> **WRITTEN PROBLEM**
Make an exact copy of the records, with the images left out.

==========

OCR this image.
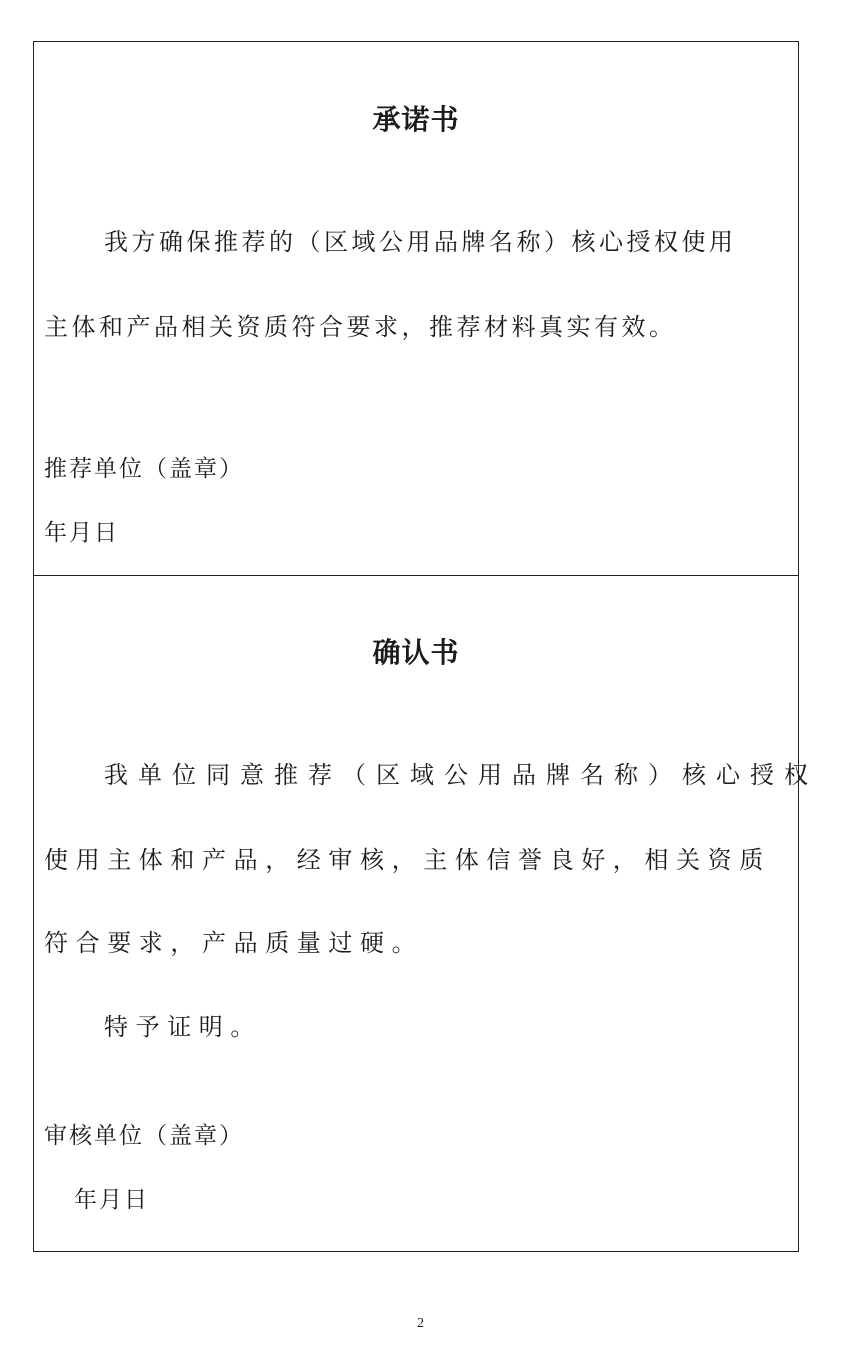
承诺书
我方确保推荐的（区域公用品牌名称）核心授权使用
主体和产品相关资质符合要求，推荐材料真实有效。
推荐单位（盖章）
年月日
确认书
我单位同意推荐（区域公用品牌名称）核心授权
使用主体和产品，经审核，主体信誉良好，相关资质
符合要求，产品质量过硬。
特予证明。
审核单位（盖章）
年月日
2
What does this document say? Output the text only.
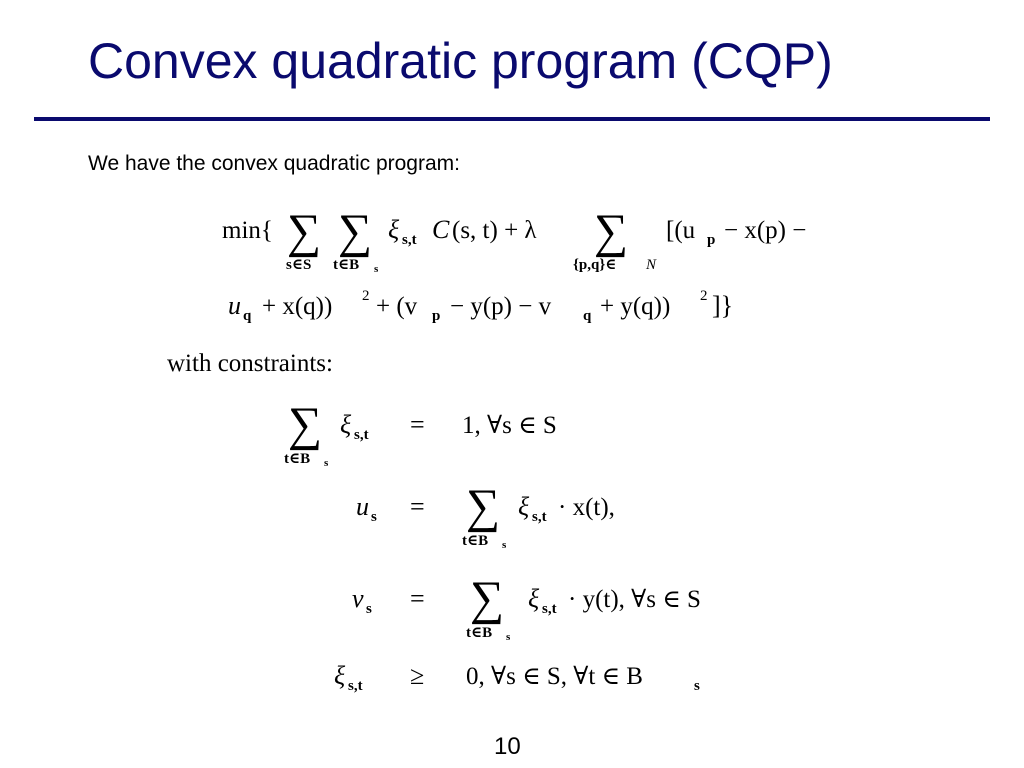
Convex quadratic program (CQP)
We have the convex quadratic program:
min{ ∑ ∑
s∈S t∈B s
ξ s,t C (s, t) + λ ∑
{p,q}∈ N
[(u p − x(p) −
u q + x(q)) 2 + (v p − y(p) − v q + y(q)) 2 ]}
with constraints:
∑
t∈B s
ξ s,t = 1, ∀s ∈ S
u s = ∑
t∈B s
ξ s,t · x(t),
v s = ∑
t∈B s
ξ s,t · y(t), ∀s ∈ S
ξ s,t ≥ 0, ∀s ∈ S, ∀t ∈ B	s
10
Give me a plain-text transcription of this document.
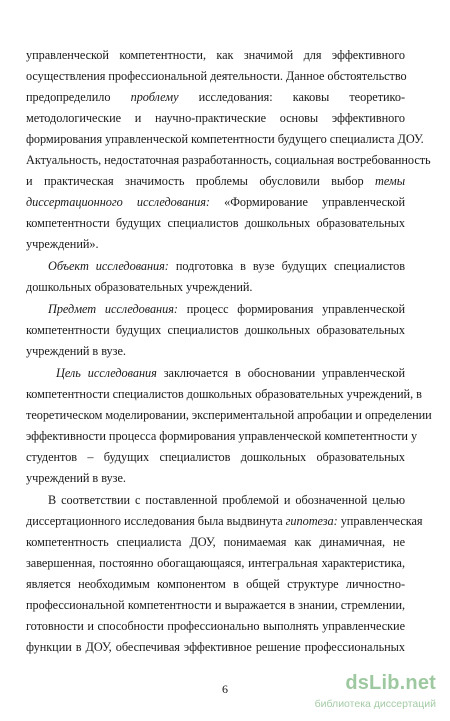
управленческой компетентности, как значимой для эффективного
осуществления профессиональной деятельности. Данное обстоятельство
предопределило проблему исследования: каковы теоретико-
методологические и научно-практические основы эффективного
формирования управленческой компетентности будущего специалиста ДОУ.
Актуальность, недостаточная разработанность, социальная востребованность
и практическая значимость проблемы обусловили выбор темы
диссертационного исследования: «Формирование управленческой
компетентности будущих специалистов дошкольных образовательных
учреждений».
Объект исследования: подготовка в вузе будущих специалистов
дошкольных образовательных учреждений.
Предмет исследования: процесс формирования управленческой
компетентности будущих специалистов дошкольных образовательных
учреждений в вузе.
Цель исследования заключается в обосновании управленческой
компетентности специалистов дошкольных образовательных учреждений, в
теоретическом моделировании, экспериментальной апробации и определении
эффективности процесса формирования управленческой компетентности у
студентов – будущих специалистов дошкольных образовательных
учреждений в вузе.
В соответствии с поставленной проблемой и обозначенной целью
диссертационного исследования была выдвинута гипотеза: управленческая
компетентность специалиста ДОУ, понимаемая как динамичная, не
завершенная, постоянно обогащающаяся, интегральная характеристика,
является необходимым компонентом в общей структуре личностно-
профессиональной компетентности и выражается в знании, стремлении,
готовности и способности профессионально выполнять управленческие
функции в ДОУ, обеспечивая эффективное решение профессиональных
6	dsLib.net
библиотека диссертаций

==========

> **SOLUTION FOR THIS PROBLEM**
OCR this image.
承诺书
我方确保推荐的（区域公用品牌名称）核心授权使用
主体和产品相关资质符合要求，推荐材料真实有效。
推荐单位（盖章）
年月日
确认书
我单位同意推荐（区域公用品牌名称）核心授权
使用主体和产品，经审核，主体信誉良好，相关资质
符合要求，产品质量过硬。
特予证明。
审核单位（盖章）
年月日
2
What does this document say? Output the text only.
Convex quadratic program (CQP)
We have the convex quadratic program:
min{ ∑ ∑
s∈S t∈B s
ξ s,t C (s, t) + λ ∑
{p,q}∈ N
[(u p − x(p) −
u q + x(q)) 2 + (v p − y(p) − v q + y(q)) 2 ]}
with constraints:
∑
t∈B s
ξ s,t = 1, ∀s ∈ S
u s = ∑
t∈B s
ξ s,t · x(t),
v s = ∑
t∈B s
ξ s,t · y(t), ∀s ∈ S
ξ s,t ≥ 0, ∀s ∈ S, ∀t ∈ B	s
10
Give me a plain-text transcription of this document.
управленческой компетентности, как значимой для эффективного
осуществления профессиональной деятельности. Данное обстоятельство
предопределило проблему исследования: каковы теоретико-
методологические и научно-практические основы эффективного
формирования управленческой компетентности будущего специалиста ДОУ.
Актуальность, недостаточная разработанность, социальная востребованность
и практическая значимость проблемы обусловили выбор темы
диссертационного исследования: «Формирование управленческой
компетентности будущих специалистов дошкольных образовательных
учреждений».
Объект исследования: подготовка в вузе будущих специалистов
дошкольных образовательных учреждений.
Предмет исследования: процесс формирования управленческой
компетентности будущих специалистов дошкольных образовательных
учреждений в вузе.
Цель исследования заключается в обосновании управленческой
компетентности специалистов дошкольных образовательных учреждений, в
теоретическом моделировании, экспериментальной апробации и определении
эффективности процесса формирования управленческой компетентности у
студентов – будущих специалистов дошкольных образовательных
учреждений в вузе.
В соответствии с поставленной проблемой и обозначенной целью
диссертационного исследования была выдвинута гипотеза: управленческая
компетентность специалиста ДОУ, понимаемая как динамичная, не
завершенная, постоянно обогащающаяся, интегральная характеристика,
является необходимым компонентом в общей структуре личностно-
профессиональной компетентности и выражается в знании, стремлении,
готовности и способности профессионально выполнять управленческие
функции в ДОУ, обеспечивая эффективное решение профессиональных
6	dsLib.net
библиотека диссертаций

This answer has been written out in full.